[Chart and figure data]

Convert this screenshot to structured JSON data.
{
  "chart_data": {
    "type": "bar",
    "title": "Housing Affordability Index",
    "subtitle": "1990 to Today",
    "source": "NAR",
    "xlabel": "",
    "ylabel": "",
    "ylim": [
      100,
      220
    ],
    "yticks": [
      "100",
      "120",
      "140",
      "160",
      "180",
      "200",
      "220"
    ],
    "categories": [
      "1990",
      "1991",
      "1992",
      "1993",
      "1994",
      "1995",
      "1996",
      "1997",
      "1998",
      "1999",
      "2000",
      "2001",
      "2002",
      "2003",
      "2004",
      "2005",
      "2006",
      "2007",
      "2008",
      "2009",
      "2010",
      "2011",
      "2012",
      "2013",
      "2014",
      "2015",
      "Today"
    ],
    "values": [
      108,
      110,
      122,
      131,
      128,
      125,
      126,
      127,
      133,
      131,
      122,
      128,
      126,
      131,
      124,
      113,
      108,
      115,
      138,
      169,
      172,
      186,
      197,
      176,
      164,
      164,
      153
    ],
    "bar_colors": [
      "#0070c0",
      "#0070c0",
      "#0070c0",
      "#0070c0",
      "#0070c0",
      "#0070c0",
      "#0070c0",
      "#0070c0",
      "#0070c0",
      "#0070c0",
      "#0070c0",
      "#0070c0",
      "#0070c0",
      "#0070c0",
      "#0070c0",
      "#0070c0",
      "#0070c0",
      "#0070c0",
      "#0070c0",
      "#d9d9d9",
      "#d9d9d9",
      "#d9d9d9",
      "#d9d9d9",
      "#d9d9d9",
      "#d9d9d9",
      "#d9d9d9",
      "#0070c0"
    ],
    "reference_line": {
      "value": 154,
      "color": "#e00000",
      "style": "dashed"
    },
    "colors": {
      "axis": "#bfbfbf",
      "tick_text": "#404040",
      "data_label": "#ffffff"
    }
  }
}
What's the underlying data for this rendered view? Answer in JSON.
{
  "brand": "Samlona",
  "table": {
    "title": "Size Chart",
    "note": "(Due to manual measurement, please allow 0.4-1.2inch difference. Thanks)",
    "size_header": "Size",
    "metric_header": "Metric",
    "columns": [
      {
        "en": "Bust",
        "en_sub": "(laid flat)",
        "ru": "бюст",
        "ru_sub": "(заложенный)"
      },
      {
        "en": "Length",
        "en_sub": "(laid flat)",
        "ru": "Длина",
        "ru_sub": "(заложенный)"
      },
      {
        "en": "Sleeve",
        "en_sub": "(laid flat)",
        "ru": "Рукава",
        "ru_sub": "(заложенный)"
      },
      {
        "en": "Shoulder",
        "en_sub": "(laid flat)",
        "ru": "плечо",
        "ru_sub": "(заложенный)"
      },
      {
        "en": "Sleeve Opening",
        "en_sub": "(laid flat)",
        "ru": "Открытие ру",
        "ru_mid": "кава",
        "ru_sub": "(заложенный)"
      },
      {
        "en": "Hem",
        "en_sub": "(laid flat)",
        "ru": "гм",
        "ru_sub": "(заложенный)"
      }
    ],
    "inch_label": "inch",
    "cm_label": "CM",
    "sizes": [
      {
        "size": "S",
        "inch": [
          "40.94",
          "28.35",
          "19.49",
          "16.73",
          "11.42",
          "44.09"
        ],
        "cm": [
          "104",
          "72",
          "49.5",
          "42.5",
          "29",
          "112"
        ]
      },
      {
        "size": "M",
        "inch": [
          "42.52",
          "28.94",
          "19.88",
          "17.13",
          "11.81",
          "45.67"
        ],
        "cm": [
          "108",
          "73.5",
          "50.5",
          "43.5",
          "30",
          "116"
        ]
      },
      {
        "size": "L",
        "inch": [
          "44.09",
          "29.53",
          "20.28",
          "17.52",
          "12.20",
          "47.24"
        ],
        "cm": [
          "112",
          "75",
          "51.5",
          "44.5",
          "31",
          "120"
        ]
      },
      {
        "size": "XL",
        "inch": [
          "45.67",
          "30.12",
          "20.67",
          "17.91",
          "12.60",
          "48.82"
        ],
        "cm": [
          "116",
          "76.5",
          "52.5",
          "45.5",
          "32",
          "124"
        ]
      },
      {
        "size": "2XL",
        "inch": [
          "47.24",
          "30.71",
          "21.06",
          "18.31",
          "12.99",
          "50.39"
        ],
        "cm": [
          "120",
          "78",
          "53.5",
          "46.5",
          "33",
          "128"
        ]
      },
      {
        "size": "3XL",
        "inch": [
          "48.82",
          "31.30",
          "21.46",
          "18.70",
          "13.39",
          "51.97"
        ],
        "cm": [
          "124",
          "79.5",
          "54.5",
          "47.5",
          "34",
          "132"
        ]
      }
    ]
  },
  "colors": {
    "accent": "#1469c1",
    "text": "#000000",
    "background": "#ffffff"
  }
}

EXERCISE REQUIREMENTS: The records above must be repeated exactly, every one of them.

RESULT OF THE TASK:
Convert this screenshot to structured JSON data.
{
  "chart_data": {
    "type": "bar",
    "title": "Housing Affordability Index",
    "subtitle": "1990 to Today",
    "source": "NAR",
    "xlabel": "",
    "ylabel": "",
    "ylim": [
      100,
      220
    ],
    "yticks": [
      "100",
      "120",
      "140",
      "160",
      "180",
      "200",
      "220"
    ],
    "categories": [
      "1990",
      "1991",
      "1992",
      "1993",
      "1994",
      "1995",
      "1996",
      "1997",
      "1998",
      "1999",
      "2000",
      "2001",
      "2002",
      "2003",
      "2004",
      "2005",
      "2006",
      "2007",
      "2008",
      "2009",
      "2010",
      "2011",
      "2012",
      "2013",
      "2014",
      "2015",
      "Today"
    ],
    "values": [
      108,
      110,
      122,
      131,
      128,
      125,
      126,
      127,
      133,
      131,
      122,
      128,
      126,
      131,
      124,
      113,
      108,
      115,
      138,
      169,
      172,
      186,
      197,
      176,
      164,
      164,
      153
    ],
    "bar_colors": [
      "#0070c0",
      "#0070c0",
      "#0070c0",
      "#0070c0",
      "#0070c0",
      "#0070c0",
      "#0070c0",
      "#0070c0",
      "#0070c0",
      "#0070c0",
      "#0070c0",
      "#0070c0",
      "#0070c0",
      "#0070c0",
      "#0070c0",
      "#0070c0",
      "#0070c0",
      "#0070c0",
      "#0070c0",
      "#d9d9d9",
      "#d9d9d9",
      "#d9d9d9",
      "#d9d9d9",
      "#d9d9d9",
      "#d9d9d9",
      "#d9d9d9",
      "#0070c0"
    ],
    "reference_line": {
      "value": 154,
      "color": "#e00000",
      "style": "dashed"
    },
    "colors": {
      "axis": "#bfbfbf",
      "tick_text": "#404040",
      "data_label": "#ffffff"
    }
  }
}
What's the underlying data for this rendered view? Answer in JSON.
{
  "brand": "Samlona",
  "table": {
    "title": "Size Chart",
    "note": "(Due to manual measurement, please allow 0.4-1.2inch difference. Thanks)",
    "size_header": "Size",
    "metric_header": "Metric",
    "columns": [
      {
        "en": "Bust",
        "en_sub": "(laid flat)",
        "ru": "бюст",
        "ru_sub": "(заложенный)"
      },
      {
        "en": "Length",
        "en_sub": "(laid flat)",
        "ru": "Длина",
        "ru_sub": "(заложенный)"
      },
      {
        "en": "Sleeve",
        "en_sub": "(laid flat)",
        "ru": "Рукава",
        "ru_sub": "(заложенный)"
      },
      {
        "en": "Shoulder",
        "en_sub": "(laid flat)",
        "ru": "плечо",
        "ru_sub": "(заложенный)"
      },
      {
        "en": "Sleeve Opening",
        "en_sub": "(laid flat)",
        "ru": "Открытие ру",
        "ru_mid": "кава",
        "ru_sub": "(заложенный)"
      },
      {
        "en": "Hem",
        "en_sub": "(laid flat)",
        "ru": "гм",
        "ru_sub": "(заложенный)"
      }
    ],
    "inch_label": "inch",
    "cm_label": "CM",
    "sizes": [
      {
        "size": "S",
        "inch": [
          "40.94",
          "28.35",
          "19.49",
          "16.73",
          "11.42",
          "44.09"
        ],
        "cm": [
          "104",
          "72",
          "49.5",
          "42.5",
          "29",
          "112"
        ]
      },
      {
        "size": "M",
        "inch": [
          "42.52",
          "28.94",
          "19.88",
          "17.13",
          "11.81",
          "45.67"
        ],
        "cm": [
          "108",
          "73.5",
          "50.5",
          "43.5",
          "30",
          "116"
        ]
      },
      {
        "size": "L",
        "inch": [
          "44.09",
          "29.53",
          "20.28",
          "17.52",
          "12.20",
          "47.24"
        ],
        "cm": [
          "112",
          "75",
          "51.5",
          "44.5",
          "31",
          "120"
        ]
      },
      {
        "size": "XL",
        "inch": [
          "45.67",
          "30.12",
          "20.67",
          "17.91",
          "12.60",
          "48.82"
        ],
        "cm": [
          "116",
          "76.5",
          "52.5",
          "45.5",
          "32",
          "124"
        ]
      },
      {
        "size": "2XL",
        "inch": [
          "47.24",
          "30.71",
          "21.06",
          "18.31",
          "12.99",
          "50.39"
        ],
        "cm": [
          "120",
          "78",
          "53.5",
          "46.5",
          "33",
          "128"
        ]
      },
      {
        "size": "3XL",
        "inch": [
          "48.82",
          "31.30",
          "21.46",
          "18.70",
          "13.39",
          "51.97"
        ],
        "cm": [
          "124",
          "79.5",
          "54.5",
          "47.5",
          "34",
          "132"
        ]
      }
    ]
  },
  "colors": {
    "accent": "#1469c1",
    "text": "#000000",
    "background": "#ffffff"
  }
}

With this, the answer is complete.